● Stored data
———
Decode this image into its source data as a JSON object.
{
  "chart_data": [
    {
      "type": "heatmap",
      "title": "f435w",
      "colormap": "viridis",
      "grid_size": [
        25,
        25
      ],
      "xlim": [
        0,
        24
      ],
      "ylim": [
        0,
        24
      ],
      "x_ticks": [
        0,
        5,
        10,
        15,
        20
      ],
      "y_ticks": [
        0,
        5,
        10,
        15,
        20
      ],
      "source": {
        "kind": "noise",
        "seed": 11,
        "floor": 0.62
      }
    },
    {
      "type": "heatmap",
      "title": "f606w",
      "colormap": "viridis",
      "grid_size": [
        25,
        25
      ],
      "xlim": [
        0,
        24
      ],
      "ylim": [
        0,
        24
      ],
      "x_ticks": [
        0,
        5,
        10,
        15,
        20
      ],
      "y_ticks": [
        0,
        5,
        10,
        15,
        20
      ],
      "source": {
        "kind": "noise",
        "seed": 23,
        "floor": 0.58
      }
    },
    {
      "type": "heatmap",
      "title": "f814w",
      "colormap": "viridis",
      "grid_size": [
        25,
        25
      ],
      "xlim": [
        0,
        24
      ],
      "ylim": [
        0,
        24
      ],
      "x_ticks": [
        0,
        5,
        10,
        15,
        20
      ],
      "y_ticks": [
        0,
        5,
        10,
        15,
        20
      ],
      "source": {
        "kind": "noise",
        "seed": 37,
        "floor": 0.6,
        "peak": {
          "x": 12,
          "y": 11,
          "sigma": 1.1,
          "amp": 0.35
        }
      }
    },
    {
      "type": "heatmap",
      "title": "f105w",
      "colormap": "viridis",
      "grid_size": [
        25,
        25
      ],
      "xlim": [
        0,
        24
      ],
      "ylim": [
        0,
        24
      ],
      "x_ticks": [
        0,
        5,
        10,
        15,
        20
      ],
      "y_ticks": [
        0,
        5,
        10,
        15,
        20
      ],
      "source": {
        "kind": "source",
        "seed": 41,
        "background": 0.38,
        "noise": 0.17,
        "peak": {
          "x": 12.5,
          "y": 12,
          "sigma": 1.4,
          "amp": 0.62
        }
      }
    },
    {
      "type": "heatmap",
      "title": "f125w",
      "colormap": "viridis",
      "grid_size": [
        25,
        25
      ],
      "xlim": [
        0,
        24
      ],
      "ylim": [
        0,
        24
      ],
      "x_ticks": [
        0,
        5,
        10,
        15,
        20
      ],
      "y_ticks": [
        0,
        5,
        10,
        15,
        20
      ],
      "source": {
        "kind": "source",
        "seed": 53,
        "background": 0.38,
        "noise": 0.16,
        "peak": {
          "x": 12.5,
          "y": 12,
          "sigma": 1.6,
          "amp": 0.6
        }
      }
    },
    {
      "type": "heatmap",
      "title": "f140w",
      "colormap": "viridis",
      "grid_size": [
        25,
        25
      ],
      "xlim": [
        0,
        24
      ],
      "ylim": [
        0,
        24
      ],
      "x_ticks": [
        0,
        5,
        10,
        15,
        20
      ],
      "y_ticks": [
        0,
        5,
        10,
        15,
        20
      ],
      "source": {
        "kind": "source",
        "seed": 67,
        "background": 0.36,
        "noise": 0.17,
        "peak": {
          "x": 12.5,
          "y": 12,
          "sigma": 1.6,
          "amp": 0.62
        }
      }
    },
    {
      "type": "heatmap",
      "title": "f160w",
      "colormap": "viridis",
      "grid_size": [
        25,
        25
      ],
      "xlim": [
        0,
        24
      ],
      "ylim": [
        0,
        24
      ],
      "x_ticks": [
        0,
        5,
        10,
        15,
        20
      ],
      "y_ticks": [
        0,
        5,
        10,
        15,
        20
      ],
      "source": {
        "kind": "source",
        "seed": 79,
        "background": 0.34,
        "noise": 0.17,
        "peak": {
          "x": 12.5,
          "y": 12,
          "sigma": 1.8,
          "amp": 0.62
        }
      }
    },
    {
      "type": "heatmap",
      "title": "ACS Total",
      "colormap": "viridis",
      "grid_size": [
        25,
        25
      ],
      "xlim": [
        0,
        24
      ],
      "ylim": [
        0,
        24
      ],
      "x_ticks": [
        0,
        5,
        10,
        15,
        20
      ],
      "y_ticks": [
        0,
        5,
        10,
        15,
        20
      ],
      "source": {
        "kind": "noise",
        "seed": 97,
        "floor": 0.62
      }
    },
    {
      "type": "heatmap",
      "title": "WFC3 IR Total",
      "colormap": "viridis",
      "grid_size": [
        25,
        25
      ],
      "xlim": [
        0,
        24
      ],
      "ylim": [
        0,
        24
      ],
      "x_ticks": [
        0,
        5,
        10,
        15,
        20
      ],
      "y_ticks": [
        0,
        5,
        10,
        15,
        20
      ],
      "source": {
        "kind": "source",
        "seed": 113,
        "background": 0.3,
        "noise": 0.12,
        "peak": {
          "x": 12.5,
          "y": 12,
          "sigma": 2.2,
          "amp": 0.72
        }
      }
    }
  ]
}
———
● What you are asked to do
Copy, from the material, each line that holds the string "background".

● Answer to the exercise
        "background": 0.38,
        "background": 0.38,
        "background": 0.36,
        "background": 0.34,
        "background": 0.3,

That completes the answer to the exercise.